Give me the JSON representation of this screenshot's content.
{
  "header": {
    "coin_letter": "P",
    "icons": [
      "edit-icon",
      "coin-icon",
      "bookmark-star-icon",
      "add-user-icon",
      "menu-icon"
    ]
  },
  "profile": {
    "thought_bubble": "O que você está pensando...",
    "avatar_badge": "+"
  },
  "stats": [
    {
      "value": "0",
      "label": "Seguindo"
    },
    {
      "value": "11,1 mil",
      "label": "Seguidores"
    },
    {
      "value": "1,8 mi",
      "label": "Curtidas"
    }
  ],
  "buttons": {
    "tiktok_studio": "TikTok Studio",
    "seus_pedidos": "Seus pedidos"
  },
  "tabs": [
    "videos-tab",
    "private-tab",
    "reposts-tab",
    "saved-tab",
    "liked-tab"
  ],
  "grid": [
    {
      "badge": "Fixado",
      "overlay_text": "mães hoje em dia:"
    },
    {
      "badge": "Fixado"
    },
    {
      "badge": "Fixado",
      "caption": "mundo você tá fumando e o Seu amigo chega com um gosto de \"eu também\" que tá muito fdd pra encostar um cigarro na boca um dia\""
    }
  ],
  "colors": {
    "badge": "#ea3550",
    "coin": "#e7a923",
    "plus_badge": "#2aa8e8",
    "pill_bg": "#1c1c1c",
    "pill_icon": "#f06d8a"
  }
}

## What needs to be done
Each entry must be reproduced verbatim.

## Output of the exercise
Give me the JSON representation of this screenshot's content.
{
  "header": {
    "coin_letter": "P",
    "icons": [
      "edit-icon",
      "coin-icon",
      "bookmark-star-icon",
      "add-user-icon",
      "menu-icon"
    ]
  },
  "profile": {
    "thought_bubble": "O que você está pensando...",
    "avatar_badge": "+"
  },
  "stats": [
    {
      "value": "0",
      "label": "Seguindo"
    },
    {
      "value": "11,1 mil",
      "label": "Seguidores"
    },
    {
      "value": "1,8 mi",
      "label": "Curtidas"
    }
  ],
  "buttons": {
    "tiktok_studio": "TikTok Studio",
    "seus_pedidos": "Seus pedidos"
  },
  "tabs": [
    "videos-tab",
    "private-tab",
    "reposts-tab",
    "saved-tab",
    "liked-tab"
  ],
  "grid": [
    {
      "badge": "Fixado",
      "overlay_text": "mães hoje em dia:"
    },
    {
      "badge": "Fixado"
    },
    {
      "badge": "Fixado",
      "caption": "mundo você tá fumando e o Seu amigo chega com um gosto de \"eu também\" que tá muito fdd pra encostar um cigarro na boca um dia\""
    }
  ],
  "colors": {
    "badge": "#ea3550",
    "coin": "#e7a923",
    "plus_badge": "#2aa8e8",
    "pill_bg": "#1c1c1c",
    "pill_icon": "#f06d8a"
  }
}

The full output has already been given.